● DIRECTIVE: Work through the listing below and count the lines that hold "Unbiased". Answer with the number alone.

● SUPPLIED DATA:
• • •

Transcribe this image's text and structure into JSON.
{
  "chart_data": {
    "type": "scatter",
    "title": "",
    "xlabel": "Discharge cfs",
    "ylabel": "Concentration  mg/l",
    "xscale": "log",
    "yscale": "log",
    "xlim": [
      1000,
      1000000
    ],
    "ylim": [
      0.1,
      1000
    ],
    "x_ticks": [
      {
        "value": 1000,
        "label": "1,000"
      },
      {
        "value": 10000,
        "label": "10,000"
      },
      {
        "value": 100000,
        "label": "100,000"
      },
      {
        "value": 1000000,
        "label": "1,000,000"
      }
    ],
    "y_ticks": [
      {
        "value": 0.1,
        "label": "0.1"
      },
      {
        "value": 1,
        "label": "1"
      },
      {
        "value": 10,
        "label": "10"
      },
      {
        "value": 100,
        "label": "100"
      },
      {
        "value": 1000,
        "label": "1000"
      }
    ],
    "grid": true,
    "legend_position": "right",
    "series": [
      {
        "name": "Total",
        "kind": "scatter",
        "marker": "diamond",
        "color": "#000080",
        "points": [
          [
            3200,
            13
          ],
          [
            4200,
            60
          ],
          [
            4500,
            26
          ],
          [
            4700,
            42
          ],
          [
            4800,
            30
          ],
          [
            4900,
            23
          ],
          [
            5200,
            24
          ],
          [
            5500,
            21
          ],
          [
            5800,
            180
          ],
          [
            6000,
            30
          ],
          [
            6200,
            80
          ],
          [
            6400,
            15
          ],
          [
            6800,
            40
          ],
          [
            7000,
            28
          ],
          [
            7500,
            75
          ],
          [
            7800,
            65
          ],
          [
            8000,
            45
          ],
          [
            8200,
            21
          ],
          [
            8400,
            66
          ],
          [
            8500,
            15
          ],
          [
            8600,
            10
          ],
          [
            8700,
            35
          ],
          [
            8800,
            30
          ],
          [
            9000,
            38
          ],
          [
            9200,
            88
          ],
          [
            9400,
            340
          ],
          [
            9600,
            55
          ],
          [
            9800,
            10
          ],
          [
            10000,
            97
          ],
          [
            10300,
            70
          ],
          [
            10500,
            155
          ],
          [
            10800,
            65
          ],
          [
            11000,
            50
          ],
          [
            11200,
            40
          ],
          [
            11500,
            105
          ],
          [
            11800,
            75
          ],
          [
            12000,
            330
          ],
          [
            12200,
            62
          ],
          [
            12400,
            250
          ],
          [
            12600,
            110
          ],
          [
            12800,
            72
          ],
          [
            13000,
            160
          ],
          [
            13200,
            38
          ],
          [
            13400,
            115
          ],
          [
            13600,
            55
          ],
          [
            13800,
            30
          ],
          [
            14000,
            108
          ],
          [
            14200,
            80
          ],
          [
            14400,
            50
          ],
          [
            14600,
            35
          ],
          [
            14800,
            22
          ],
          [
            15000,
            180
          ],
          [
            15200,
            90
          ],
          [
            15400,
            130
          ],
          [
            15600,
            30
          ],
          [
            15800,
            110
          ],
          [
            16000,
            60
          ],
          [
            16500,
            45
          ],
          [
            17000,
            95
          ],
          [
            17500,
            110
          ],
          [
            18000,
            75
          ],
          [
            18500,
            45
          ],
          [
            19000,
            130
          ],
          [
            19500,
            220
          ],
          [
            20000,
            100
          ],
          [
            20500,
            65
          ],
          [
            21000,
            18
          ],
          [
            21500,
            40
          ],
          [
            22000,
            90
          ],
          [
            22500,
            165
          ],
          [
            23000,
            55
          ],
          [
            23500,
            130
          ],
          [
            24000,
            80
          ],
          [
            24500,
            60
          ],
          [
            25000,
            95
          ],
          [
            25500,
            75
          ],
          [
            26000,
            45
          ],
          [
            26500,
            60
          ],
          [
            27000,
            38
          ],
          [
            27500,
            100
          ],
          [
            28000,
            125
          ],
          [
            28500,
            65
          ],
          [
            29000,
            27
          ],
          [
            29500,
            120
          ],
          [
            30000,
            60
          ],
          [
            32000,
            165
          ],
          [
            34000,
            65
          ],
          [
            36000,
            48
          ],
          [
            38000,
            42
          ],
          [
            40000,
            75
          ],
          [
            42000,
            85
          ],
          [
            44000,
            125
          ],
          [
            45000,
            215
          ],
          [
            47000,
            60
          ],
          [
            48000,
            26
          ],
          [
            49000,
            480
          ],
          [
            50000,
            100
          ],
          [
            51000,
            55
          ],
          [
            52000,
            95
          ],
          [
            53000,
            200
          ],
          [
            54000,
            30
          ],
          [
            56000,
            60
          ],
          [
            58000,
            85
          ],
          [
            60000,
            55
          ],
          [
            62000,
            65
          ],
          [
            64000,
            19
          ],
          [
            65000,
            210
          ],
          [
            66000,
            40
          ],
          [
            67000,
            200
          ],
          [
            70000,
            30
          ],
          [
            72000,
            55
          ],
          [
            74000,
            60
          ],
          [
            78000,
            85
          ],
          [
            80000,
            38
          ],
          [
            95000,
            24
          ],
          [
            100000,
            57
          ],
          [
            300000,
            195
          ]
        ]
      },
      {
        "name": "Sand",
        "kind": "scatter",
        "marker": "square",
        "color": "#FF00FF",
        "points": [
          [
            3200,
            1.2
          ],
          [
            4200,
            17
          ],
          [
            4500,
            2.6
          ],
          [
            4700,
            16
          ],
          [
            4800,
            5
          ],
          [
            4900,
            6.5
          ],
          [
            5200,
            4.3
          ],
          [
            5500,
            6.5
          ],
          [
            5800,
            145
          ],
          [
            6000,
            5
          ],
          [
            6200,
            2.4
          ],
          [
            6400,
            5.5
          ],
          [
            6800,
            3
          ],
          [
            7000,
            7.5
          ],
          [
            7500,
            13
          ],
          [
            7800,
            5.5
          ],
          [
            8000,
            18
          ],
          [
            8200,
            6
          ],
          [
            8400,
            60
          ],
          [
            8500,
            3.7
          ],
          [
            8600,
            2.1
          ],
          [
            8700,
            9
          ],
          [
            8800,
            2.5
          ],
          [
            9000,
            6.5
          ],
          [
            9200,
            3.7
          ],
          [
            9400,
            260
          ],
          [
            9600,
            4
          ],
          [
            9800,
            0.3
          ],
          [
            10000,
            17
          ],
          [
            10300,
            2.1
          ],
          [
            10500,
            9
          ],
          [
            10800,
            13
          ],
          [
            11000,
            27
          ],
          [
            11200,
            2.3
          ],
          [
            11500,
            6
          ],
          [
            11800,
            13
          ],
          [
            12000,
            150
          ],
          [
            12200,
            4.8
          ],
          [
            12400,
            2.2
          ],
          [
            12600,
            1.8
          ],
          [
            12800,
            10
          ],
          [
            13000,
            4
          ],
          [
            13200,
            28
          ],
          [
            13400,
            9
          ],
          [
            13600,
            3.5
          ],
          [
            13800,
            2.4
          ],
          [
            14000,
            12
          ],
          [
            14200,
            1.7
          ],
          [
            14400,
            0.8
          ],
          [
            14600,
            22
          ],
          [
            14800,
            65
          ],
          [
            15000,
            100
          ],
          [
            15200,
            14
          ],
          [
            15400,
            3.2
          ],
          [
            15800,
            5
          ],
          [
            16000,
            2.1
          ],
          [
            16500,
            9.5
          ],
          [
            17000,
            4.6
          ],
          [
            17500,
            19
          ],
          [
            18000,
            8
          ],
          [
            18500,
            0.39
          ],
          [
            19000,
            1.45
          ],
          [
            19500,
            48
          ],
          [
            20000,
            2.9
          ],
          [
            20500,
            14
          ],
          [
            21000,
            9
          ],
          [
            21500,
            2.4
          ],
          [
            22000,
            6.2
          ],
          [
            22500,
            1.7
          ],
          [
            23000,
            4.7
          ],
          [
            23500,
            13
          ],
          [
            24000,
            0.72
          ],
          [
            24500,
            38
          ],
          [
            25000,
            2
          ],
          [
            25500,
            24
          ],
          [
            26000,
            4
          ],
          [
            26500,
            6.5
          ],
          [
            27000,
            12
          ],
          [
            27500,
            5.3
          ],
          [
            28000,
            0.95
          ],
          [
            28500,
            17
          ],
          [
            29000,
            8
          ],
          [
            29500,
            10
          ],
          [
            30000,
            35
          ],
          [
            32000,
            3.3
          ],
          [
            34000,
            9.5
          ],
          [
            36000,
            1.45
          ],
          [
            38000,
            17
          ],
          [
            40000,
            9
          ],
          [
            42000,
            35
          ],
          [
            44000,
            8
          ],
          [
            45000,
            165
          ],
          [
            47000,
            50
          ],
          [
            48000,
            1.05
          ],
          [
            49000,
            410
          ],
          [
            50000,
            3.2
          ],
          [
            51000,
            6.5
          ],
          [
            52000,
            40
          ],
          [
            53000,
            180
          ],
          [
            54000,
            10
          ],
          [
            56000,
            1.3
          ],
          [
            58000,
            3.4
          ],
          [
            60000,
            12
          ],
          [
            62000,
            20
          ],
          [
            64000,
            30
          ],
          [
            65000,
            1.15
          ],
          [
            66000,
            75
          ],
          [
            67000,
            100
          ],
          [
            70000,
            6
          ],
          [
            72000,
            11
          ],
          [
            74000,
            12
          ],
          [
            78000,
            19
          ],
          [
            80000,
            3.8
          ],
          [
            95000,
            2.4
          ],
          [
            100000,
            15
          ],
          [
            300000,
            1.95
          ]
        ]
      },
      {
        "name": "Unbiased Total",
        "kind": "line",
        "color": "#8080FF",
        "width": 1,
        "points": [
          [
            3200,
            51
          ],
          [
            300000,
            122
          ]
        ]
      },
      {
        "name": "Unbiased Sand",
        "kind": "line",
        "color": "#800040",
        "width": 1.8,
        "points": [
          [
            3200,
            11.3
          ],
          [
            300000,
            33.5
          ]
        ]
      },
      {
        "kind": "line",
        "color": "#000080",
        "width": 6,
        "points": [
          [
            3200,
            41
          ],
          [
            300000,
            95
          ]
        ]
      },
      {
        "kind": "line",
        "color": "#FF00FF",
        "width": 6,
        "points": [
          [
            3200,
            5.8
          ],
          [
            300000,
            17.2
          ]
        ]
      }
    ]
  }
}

• • •

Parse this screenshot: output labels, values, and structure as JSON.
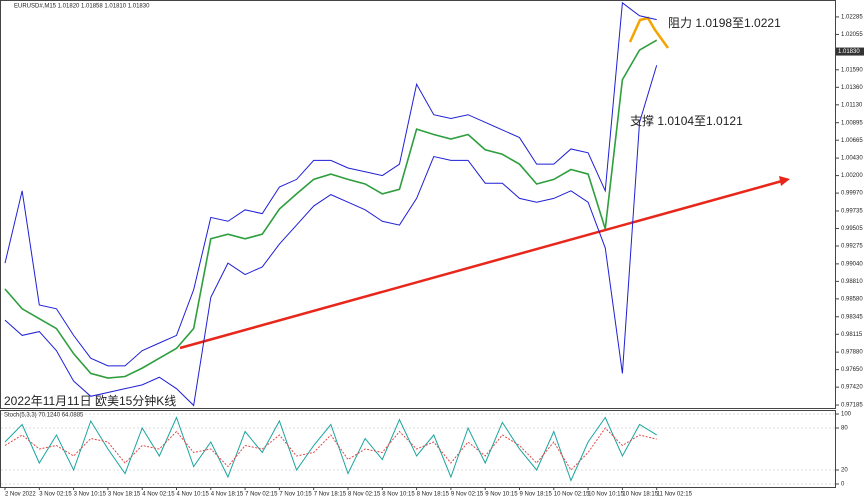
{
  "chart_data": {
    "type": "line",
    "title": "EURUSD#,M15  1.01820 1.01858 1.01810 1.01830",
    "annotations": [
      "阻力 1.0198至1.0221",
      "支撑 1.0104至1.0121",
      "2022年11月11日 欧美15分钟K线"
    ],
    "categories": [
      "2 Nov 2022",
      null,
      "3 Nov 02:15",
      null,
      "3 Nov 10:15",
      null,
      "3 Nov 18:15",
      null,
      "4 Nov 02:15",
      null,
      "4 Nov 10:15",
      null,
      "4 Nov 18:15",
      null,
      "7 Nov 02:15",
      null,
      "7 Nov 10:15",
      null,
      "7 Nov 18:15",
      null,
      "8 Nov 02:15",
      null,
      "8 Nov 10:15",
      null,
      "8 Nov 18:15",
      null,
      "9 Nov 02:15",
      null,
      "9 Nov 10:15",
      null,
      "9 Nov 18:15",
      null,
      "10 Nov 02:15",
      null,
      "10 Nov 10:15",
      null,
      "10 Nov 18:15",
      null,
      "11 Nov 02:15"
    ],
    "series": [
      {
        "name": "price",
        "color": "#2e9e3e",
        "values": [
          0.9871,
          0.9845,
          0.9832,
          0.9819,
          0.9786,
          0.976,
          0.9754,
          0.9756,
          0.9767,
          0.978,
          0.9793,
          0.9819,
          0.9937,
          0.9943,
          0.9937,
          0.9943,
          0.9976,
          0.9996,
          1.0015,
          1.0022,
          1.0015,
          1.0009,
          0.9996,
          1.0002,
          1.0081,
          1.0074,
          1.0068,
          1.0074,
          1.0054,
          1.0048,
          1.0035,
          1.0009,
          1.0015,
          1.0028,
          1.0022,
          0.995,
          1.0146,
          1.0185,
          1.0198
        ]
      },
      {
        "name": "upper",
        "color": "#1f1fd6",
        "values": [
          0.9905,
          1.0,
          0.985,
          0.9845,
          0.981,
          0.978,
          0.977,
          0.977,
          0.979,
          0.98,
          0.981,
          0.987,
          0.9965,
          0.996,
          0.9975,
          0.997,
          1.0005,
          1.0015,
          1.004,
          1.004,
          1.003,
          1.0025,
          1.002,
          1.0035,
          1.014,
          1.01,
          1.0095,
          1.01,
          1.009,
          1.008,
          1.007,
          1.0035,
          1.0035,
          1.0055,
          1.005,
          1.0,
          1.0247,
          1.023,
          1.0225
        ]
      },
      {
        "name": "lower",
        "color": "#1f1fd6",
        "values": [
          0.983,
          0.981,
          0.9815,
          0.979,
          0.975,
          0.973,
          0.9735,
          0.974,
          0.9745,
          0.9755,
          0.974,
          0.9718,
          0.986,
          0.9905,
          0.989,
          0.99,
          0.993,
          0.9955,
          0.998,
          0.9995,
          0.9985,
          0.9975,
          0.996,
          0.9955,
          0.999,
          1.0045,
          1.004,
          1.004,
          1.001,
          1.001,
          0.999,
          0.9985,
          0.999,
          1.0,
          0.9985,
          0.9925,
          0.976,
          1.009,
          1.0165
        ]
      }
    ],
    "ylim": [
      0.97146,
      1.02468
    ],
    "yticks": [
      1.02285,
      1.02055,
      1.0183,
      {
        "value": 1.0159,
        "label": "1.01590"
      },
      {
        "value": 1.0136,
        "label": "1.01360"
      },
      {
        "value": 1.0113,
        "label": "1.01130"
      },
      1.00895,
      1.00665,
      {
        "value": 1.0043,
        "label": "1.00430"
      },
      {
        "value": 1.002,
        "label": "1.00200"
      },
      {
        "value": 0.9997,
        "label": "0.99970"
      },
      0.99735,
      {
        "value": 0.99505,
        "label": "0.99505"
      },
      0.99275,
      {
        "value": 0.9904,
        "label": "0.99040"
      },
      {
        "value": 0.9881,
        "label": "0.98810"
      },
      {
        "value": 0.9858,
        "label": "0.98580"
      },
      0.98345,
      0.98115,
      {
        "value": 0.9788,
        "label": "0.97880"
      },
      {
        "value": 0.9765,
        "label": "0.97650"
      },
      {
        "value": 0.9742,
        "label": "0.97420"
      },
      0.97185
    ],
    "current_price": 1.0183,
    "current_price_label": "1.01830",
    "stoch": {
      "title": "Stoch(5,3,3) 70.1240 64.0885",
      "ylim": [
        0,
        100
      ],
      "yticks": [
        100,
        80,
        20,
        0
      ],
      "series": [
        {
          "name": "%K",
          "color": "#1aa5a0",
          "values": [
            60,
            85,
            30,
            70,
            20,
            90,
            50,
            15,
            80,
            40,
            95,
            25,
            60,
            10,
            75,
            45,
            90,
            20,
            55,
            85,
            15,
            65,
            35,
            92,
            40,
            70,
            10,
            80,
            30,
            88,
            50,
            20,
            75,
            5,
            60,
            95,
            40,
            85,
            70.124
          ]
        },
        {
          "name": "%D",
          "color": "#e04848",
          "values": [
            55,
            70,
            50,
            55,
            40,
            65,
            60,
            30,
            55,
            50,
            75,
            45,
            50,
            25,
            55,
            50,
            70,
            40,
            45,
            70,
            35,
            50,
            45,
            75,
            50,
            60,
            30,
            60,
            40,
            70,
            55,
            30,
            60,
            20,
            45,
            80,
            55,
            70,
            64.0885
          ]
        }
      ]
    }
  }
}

• • •

● WRITTEN ANSWER: 2